Page excerpt Start Marker
Exhaled Nitric Oxide is Decreased by Exposure to the Hyperbaric Oxygen Therapy Environment

1UNSW and Department of Respiratory Medicine, Faculty of Medicine, Prince of Wales Hospital, Randwick 2031, NSW, Australia
2Hyperbaric Unit, Prince of Wales Hospital, Randwick 2031, NSW, Australia

Received 30 May 2006; Revised 24 August 2006; Accepted 25 August 2006

Copyright © 2006 Zudin A. Puthucheary et al. This is an open access article distributed under the Creative Commons Attribution License, which permits unrestricted use, distribution, and reproduction in any medium, provided the original work is properly cited.


Exhaled nitric oxide (eNO) detects airway inflammation. Hyperbaric oxygen therapy (HBOT) is used for tissue hypoxia, but can cause lung damage. We measured eNO following inhalation of oxygen at different tensions and pressures. Methods. Part 1, eNO was measured before and after HBOT. Part 2, normal subjects breathed 40% oxygen. Results. Baseline eNO levels in patients prior to HBOT exposure were significantly higher than in normal subjects (P < .05). After HBOT, eNO significantly decreased in patients (15.4 ± 2.0 versus 4.4 ± 0.5 ppb, P < .001), but not in normal subjects, after either 100% O2 at increased pressure or 40% oxygen, 1 ATA. In an in vitro study, nitrate/nitrite release decreased after 90 minutes HBOT in airway epithelial (A549) cells. Conclusion. HBO exposure causes a fall in eNO. Inducible nitric oxide synthase (iNOS) may cause elevated eNO in patients secondary to inflammation, and inhibition of iNOS may be the mechanism of the reduction of eNO seen with HBOT.
Page excerpt End Marker
Goal of the exercise — Reproduce the passage of the article on exhaled nitric oxide from "1UNSW and Department" up to and including "is properly cited.", substituting "Amended" for "Revised".
Given records Start Marker
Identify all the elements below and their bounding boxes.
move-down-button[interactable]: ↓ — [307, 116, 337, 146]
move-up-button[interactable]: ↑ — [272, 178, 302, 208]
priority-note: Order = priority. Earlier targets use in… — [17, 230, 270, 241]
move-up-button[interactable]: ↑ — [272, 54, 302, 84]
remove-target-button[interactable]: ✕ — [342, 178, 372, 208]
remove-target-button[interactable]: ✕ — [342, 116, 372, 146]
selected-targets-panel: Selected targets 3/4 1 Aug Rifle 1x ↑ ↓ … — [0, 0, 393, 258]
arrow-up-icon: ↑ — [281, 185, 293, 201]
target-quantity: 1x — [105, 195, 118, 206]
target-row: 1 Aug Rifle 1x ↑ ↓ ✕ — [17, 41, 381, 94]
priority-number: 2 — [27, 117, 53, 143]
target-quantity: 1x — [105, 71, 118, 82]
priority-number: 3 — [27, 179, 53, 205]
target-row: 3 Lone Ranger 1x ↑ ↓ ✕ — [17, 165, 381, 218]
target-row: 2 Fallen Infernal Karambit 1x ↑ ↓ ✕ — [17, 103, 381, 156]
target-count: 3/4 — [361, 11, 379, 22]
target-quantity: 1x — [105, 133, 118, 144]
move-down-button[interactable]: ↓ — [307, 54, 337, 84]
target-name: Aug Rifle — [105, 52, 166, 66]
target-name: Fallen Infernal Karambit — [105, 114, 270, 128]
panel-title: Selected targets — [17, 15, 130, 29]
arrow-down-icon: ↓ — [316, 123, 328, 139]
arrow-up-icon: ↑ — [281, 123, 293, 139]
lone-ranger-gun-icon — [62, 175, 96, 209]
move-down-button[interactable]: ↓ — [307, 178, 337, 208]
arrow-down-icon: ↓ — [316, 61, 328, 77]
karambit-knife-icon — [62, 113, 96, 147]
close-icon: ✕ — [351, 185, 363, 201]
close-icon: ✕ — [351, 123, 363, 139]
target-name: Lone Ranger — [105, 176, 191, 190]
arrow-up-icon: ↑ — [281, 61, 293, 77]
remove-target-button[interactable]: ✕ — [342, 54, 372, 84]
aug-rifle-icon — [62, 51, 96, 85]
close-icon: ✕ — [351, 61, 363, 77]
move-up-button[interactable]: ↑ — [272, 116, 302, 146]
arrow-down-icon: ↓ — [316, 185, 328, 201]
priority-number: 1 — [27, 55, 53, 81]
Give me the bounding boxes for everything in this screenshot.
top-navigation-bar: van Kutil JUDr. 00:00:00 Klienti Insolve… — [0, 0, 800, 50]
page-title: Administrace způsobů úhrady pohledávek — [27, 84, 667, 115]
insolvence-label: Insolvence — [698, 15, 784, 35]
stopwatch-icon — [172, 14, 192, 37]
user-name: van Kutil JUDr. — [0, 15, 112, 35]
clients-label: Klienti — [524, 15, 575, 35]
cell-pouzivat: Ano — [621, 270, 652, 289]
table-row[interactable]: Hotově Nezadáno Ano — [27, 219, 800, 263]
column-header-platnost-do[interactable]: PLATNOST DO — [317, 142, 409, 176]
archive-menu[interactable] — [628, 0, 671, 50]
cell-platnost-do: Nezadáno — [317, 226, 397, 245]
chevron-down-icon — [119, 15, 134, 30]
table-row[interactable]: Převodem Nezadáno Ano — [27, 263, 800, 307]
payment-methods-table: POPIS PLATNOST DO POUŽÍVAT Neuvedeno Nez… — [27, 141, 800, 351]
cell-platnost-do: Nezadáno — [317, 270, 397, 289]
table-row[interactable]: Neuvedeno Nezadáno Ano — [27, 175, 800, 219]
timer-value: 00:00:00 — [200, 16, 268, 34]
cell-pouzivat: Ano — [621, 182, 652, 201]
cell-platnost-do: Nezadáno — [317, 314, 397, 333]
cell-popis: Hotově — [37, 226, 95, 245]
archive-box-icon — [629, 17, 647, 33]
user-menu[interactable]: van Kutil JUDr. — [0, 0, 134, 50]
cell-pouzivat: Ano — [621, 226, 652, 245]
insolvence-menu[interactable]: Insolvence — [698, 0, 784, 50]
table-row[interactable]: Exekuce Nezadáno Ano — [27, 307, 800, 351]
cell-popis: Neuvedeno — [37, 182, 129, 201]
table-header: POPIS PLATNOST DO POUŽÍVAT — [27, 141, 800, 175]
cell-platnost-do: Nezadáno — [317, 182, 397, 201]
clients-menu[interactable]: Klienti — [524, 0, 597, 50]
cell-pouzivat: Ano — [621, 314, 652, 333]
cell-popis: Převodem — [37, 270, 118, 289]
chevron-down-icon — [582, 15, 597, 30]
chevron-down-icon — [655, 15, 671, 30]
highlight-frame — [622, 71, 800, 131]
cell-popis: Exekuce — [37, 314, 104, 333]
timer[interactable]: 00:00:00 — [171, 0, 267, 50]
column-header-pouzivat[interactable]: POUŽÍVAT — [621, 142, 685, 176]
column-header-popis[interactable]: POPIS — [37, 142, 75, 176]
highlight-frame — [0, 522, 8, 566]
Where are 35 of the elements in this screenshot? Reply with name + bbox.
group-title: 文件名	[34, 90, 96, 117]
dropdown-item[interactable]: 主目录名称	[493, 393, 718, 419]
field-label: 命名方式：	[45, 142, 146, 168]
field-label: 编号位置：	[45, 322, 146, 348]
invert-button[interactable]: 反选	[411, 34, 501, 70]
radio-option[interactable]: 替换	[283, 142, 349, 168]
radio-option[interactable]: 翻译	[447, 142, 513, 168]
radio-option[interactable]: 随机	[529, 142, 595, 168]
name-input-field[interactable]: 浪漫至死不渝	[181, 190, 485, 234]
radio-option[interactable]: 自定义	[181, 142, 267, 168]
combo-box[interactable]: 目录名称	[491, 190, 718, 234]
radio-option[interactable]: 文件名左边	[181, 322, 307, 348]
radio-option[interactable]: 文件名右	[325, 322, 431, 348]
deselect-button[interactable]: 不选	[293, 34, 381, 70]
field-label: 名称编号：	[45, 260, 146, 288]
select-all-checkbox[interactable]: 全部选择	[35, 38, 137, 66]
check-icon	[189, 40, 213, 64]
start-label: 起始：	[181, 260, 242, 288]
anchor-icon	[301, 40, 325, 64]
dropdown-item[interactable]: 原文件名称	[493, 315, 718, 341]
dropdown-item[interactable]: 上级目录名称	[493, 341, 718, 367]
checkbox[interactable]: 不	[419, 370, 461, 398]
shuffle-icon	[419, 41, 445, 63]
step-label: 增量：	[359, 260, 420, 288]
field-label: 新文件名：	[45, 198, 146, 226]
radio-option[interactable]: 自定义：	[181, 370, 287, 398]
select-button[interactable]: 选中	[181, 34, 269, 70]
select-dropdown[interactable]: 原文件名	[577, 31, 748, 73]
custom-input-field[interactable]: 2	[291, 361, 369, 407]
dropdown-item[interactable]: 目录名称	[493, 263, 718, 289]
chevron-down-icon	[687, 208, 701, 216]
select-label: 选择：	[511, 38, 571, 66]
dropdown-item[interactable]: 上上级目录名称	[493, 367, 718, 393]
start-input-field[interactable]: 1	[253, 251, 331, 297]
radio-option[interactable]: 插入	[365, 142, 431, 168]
Given records End Marker
Finished exercise —
1UNSW and Department of Respiratory Medicine, Faculty of Medicine, Prince of Wales Hospital, Randwick 2031, NSW, Australia
2Hyperbaric Unit, Prince of Wales Hospital, Randwick 2031, NSW, Australia

Received 30 May 2006; Amended 24 August 2006; Accepted 25 August 2006

Copyright © 2006 Zudin A. Puthucheary et al. This is an open access article distributed under the Creative Commons Attribution License, which permits unrestricted use, distribution, and reproduction in any medium, provided the original work is properly cited.